**What needs to be done:**
Reproduce each line from the records that holds "City".

====

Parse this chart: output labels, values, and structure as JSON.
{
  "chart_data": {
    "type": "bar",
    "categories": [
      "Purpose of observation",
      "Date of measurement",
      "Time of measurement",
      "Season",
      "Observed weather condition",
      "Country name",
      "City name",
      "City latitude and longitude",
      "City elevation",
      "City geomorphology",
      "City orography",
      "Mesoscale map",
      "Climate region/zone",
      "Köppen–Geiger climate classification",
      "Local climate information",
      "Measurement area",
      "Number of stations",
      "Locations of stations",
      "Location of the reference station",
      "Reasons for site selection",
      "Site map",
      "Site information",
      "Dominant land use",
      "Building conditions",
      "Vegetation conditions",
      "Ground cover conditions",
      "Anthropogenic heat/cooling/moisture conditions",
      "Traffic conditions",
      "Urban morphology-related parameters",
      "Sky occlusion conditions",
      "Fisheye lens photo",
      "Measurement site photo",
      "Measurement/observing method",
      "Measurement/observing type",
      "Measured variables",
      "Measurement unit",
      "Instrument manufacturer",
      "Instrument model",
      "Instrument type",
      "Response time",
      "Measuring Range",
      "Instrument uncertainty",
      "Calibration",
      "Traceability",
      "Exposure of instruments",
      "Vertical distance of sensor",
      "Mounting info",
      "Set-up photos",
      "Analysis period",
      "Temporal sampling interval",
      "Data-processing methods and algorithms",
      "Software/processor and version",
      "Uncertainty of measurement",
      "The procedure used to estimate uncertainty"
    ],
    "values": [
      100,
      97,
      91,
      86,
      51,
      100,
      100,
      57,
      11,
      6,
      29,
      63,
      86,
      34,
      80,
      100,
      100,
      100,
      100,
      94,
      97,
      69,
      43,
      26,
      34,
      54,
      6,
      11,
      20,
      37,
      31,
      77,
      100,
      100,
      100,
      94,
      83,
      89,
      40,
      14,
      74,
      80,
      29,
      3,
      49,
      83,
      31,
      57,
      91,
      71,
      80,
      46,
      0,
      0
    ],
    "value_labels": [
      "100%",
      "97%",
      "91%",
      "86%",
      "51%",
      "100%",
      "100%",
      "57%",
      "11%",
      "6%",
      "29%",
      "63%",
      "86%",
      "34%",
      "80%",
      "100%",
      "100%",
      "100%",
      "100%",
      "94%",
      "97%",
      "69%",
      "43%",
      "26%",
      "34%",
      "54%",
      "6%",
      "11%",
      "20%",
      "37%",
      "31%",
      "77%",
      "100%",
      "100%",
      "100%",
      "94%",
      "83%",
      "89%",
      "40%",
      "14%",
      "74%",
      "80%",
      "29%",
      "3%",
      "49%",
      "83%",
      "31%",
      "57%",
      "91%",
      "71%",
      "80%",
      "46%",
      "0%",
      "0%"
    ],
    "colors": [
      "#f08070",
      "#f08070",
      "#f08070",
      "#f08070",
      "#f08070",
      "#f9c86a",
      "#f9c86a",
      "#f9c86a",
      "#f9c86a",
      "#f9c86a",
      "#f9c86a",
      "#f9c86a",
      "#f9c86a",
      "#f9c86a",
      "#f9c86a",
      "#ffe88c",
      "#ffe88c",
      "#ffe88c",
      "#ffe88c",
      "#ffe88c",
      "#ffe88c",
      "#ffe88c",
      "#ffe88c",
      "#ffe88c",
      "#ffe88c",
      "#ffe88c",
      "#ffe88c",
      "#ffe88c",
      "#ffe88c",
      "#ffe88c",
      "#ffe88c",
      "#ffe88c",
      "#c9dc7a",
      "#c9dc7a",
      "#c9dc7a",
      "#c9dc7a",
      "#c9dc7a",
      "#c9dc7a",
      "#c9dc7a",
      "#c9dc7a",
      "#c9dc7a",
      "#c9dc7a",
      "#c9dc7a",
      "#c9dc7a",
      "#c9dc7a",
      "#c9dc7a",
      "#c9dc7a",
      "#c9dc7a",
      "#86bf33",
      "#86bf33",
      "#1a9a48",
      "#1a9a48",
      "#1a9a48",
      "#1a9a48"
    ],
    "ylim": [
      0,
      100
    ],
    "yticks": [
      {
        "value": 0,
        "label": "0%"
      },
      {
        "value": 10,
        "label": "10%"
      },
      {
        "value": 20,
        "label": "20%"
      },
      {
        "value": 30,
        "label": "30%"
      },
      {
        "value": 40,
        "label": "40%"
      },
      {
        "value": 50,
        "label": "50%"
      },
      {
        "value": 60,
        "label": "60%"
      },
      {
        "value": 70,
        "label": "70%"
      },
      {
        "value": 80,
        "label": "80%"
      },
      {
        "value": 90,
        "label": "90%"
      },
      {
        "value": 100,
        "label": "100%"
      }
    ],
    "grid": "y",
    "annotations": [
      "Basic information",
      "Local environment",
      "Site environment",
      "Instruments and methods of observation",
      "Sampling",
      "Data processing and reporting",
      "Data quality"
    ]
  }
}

====

**Answer for the task:**
      "City name",
      "City latitude and longitude",
      "City elevation",
      "City geomorphology",
      "City orography",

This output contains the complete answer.